- EXERCISE DATA
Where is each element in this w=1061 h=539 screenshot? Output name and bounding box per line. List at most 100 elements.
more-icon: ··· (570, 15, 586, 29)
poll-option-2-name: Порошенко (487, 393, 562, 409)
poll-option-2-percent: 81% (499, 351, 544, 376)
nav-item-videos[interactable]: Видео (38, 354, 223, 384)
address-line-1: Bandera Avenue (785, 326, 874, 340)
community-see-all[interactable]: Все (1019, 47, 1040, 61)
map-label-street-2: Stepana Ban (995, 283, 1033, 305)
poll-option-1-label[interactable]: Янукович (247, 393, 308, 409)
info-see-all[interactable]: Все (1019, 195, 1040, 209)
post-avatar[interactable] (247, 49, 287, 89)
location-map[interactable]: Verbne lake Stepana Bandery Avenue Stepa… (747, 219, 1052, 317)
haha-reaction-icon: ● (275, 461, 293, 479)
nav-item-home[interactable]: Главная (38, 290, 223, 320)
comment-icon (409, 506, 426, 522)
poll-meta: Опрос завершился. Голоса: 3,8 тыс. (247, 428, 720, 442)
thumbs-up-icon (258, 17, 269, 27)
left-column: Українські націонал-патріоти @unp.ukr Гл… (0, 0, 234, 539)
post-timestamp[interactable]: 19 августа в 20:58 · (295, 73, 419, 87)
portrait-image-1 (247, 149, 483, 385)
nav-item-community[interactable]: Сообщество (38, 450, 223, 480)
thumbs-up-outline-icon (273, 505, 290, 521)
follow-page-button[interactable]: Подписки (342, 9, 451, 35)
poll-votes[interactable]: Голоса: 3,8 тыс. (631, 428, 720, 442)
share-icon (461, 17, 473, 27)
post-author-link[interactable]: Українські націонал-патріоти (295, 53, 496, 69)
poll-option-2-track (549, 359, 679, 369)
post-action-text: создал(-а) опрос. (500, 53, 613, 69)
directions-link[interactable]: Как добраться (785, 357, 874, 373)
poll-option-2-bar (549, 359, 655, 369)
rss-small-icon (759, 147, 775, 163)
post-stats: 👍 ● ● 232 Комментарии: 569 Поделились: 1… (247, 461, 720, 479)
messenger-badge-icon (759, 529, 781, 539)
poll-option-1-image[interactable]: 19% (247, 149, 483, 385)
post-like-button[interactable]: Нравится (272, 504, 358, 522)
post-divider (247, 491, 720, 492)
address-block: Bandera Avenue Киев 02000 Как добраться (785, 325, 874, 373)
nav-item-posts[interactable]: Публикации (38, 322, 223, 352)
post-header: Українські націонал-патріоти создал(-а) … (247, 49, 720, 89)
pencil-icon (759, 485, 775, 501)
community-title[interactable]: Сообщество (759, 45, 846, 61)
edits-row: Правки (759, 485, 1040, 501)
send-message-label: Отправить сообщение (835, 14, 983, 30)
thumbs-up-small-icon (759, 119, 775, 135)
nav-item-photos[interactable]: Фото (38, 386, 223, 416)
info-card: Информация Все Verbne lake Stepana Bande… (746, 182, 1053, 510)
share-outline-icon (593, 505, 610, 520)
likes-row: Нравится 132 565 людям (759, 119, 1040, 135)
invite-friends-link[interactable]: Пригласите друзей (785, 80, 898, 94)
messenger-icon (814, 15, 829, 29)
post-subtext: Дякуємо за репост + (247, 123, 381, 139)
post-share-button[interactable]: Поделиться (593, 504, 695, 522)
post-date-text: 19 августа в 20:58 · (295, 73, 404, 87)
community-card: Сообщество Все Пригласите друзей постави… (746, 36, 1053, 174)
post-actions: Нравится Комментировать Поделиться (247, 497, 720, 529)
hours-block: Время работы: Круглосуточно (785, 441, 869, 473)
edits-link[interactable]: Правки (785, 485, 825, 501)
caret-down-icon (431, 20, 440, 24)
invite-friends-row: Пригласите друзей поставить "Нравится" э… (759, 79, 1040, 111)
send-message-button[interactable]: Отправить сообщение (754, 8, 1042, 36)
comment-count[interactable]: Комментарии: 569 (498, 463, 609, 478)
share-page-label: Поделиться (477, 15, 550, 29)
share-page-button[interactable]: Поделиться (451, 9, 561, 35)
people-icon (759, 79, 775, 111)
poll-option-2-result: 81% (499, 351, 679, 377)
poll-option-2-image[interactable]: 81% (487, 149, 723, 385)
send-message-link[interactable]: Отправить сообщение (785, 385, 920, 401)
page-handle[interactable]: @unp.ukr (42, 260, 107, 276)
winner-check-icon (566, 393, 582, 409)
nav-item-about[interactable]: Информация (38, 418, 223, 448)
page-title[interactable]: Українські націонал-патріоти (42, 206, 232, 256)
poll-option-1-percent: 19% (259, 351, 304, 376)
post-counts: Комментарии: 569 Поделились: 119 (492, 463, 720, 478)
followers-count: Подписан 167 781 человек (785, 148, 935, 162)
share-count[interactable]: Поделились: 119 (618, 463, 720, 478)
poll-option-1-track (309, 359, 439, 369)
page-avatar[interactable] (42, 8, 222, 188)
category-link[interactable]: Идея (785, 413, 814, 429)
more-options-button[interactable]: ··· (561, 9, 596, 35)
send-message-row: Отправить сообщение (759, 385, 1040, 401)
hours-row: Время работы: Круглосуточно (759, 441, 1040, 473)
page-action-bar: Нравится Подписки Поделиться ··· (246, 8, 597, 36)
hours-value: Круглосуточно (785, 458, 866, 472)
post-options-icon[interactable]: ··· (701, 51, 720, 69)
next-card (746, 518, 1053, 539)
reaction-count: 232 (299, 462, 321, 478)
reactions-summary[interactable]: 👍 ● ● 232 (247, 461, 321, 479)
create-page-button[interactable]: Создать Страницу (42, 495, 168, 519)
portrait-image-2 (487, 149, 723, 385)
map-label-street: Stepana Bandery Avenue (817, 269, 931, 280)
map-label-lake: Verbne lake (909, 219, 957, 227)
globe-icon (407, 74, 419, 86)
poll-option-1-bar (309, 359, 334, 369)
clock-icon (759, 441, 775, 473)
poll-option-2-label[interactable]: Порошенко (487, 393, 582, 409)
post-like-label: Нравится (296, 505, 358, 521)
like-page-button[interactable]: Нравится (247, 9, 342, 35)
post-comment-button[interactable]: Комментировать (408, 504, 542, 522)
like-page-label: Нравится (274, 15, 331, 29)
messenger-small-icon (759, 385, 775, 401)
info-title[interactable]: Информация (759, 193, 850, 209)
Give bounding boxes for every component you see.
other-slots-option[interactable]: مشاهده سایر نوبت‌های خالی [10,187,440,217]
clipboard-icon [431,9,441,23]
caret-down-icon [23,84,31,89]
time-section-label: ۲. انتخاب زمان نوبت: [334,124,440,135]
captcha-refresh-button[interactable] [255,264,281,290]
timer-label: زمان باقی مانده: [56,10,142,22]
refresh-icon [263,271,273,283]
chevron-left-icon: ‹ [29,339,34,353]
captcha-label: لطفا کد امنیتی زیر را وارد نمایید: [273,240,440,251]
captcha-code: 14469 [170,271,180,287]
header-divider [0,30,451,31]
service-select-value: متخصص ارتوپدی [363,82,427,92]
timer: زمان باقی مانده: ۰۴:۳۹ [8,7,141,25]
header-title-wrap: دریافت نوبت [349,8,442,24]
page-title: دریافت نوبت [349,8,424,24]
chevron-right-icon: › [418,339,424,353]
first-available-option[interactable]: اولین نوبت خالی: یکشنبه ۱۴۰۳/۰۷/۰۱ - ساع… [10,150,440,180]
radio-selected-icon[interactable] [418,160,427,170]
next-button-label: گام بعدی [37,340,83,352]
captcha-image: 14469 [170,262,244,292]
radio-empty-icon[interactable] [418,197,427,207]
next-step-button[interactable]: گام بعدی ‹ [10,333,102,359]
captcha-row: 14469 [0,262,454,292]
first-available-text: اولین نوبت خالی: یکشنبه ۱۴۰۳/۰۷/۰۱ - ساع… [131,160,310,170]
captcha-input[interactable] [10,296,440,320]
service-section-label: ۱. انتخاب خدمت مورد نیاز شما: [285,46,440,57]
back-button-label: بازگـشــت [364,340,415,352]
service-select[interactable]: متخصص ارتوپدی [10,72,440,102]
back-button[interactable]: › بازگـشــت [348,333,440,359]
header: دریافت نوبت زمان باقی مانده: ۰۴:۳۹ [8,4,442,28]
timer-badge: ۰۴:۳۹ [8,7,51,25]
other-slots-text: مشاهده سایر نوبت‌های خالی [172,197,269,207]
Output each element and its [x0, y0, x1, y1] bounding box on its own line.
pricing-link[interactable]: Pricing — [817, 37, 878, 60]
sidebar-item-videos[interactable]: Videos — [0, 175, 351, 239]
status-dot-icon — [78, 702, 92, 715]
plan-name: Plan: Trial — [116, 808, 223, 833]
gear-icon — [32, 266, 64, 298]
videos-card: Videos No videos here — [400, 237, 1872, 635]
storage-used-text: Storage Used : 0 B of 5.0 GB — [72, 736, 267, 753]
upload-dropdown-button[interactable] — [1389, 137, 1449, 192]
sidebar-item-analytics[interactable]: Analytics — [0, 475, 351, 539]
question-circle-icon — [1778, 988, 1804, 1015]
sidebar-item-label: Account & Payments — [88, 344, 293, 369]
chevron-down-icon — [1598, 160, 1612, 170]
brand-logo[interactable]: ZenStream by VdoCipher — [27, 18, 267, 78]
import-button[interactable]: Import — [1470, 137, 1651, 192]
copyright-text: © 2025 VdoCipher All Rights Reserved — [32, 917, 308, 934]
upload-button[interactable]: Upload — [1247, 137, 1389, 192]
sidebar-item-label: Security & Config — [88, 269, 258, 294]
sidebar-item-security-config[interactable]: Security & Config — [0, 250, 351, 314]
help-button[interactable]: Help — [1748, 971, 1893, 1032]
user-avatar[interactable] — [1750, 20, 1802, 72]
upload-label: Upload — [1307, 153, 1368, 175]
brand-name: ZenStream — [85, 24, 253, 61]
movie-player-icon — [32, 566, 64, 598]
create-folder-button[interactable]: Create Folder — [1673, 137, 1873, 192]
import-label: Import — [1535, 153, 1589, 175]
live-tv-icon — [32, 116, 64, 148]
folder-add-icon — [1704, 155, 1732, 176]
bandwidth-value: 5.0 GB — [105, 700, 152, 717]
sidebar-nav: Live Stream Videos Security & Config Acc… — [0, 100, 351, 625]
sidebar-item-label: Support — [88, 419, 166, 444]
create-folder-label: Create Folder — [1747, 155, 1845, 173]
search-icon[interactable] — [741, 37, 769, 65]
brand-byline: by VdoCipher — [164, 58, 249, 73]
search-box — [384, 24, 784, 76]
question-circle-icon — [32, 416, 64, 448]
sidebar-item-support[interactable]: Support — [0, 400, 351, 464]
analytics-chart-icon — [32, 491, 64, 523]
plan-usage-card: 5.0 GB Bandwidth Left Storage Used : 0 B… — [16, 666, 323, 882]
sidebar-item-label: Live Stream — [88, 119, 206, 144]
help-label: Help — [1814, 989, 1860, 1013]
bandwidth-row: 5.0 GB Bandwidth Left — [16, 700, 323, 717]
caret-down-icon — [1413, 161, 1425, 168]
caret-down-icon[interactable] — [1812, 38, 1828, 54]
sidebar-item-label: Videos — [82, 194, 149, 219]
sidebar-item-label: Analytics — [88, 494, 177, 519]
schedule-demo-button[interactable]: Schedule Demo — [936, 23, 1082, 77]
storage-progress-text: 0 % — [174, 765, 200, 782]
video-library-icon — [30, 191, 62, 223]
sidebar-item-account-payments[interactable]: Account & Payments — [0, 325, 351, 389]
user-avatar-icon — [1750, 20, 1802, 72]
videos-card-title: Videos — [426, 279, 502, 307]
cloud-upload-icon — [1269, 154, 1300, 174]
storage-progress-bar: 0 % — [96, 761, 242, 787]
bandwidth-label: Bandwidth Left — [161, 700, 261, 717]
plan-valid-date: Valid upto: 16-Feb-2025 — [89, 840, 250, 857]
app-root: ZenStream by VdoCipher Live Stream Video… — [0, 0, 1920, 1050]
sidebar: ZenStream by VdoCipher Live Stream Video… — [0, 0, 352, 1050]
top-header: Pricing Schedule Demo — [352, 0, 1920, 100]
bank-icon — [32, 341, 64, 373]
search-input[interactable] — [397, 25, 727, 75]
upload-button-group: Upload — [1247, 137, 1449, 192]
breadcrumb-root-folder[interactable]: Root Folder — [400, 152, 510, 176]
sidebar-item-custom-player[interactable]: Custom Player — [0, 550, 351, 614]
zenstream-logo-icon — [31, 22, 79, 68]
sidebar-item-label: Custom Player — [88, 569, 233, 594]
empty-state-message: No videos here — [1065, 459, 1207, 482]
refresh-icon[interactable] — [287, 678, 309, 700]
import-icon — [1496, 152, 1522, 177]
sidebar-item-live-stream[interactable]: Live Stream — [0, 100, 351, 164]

- INSTRUCTIONS FOR THE TASK
Report every line in the items above that contains the string "thumbs", copying each such line in full. Case counts, so only exact-case matches qualify.

- EXERCISE ANSWER
thumbs-up-icon (258, 17, 269, 27)
thumbs-up-outline-icon (273, 505, 290, 521)
thumbs-up-small-icon (759, 119, 775, 135)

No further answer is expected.